Figure collection entries:

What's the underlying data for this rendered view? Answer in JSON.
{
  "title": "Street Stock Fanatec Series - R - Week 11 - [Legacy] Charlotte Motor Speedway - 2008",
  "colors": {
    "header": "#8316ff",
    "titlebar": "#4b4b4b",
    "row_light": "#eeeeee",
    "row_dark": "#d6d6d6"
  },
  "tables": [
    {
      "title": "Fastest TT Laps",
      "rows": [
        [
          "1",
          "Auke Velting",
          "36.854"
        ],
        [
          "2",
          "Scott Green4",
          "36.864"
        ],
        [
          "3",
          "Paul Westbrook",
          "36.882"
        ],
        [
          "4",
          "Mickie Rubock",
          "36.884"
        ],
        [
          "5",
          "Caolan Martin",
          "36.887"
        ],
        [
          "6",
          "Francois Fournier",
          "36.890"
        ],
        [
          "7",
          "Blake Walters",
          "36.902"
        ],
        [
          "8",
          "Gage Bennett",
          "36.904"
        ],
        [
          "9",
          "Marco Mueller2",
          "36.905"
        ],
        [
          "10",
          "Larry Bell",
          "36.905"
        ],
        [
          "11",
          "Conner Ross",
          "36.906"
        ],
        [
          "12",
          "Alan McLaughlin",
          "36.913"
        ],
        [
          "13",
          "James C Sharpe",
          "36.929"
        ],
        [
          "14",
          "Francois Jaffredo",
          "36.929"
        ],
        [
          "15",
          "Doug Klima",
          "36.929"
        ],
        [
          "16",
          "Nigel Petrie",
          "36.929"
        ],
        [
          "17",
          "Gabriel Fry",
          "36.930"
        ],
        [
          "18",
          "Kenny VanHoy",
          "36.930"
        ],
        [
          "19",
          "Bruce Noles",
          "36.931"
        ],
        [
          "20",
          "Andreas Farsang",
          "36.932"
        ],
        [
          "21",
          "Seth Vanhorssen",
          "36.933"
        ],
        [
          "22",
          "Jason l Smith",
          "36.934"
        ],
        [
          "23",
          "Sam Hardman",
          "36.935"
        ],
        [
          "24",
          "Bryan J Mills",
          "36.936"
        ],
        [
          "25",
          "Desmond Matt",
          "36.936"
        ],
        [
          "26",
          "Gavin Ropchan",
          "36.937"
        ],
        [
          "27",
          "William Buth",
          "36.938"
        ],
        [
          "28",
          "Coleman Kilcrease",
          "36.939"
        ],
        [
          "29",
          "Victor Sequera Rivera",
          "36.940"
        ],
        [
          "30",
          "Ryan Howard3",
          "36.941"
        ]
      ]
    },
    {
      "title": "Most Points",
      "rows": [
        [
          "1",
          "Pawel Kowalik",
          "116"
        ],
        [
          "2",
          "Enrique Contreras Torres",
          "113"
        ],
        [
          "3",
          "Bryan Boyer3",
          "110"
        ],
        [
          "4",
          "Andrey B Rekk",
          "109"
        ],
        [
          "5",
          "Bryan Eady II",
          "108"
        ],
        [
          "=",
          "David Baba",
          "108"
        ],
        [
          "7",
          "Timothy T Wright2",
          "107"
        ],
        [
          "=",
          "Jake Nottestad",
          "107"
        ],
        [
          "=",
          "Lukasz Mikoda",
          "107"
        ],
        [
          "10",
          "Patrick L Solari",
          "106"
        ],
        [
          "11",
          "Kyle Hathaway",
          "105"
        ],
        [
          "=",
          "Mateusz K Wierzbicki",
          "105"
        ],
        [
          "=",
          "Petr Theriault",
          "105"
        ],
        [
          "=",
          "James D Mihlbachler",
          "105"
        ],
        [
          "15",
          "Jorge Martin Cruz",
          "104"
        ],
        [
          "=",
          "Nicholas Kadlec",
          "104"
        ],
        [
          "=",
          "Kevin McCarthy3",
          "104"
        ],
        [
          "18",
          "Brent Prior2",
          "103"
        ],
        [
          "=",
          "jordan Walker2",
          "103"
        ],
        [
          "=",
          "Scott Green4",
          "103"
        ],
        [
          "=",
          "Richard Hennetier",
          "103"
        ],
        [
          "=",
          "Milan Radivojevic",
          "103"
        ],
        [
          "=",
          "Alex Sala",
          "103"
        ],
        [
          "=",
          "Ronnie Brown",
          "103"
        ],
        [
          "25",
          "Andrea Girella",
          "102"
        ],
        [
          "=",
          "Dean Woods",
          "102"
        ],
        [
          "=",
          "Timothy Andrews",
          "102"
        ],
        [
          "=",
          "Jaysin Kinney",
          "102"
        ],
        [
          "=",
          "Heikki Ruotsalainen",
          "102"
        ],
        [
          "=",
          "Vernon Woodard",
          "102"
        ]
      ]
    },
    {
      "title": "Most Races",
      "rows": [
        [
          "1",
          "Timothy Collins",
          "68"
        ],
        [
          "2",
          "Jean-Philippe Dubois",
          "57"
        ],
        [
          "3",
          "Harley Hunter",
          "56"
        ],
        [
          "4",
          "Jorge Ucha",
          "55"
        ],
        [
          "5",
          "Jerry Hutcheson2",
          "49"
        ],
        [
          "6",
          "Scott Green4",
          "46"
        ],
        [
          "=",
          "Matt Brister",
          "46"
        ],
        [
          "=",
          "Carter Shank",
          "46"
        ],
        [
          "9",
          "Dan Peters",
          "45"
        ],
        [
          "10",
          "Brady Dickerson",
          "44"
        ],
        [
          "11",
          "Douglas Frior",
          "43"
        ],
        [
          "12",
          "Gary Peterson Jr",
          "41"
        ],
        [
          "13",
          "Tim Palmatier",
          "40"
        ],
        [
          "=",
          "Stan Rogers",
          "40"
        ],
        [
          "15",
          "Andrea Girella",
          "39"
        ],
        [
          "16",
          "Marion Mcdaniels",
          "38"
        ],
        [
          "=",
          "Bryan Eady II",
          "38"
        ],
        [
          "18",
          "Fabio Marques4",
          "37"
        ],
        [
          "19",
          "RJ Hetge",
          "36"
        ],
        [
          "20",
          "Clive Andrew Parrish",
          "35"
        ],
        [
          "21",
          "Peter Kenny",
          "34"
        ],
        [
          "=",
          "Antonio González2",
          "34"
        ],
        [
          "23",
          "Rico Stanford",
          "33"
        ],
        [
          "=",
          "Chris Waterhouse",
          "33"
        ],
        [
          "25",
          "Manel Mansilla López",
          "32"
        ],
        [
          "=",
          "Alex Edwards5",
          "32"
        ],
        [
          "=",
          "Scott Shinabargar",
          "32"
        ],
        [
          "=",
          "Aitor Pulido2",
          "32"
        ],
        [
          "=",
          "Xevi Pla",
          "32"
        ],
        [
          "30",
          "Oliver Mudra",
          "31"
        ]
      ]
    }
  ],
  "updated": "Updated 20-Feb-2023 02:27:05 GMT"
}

Stated task: Copy out every line in the listing where the word "Bryan" appears.

The reply:
          "Bryan J Mills",
          "Bryan Boyer3",
          "Bryan Eady II",
          "Bryan Eady II",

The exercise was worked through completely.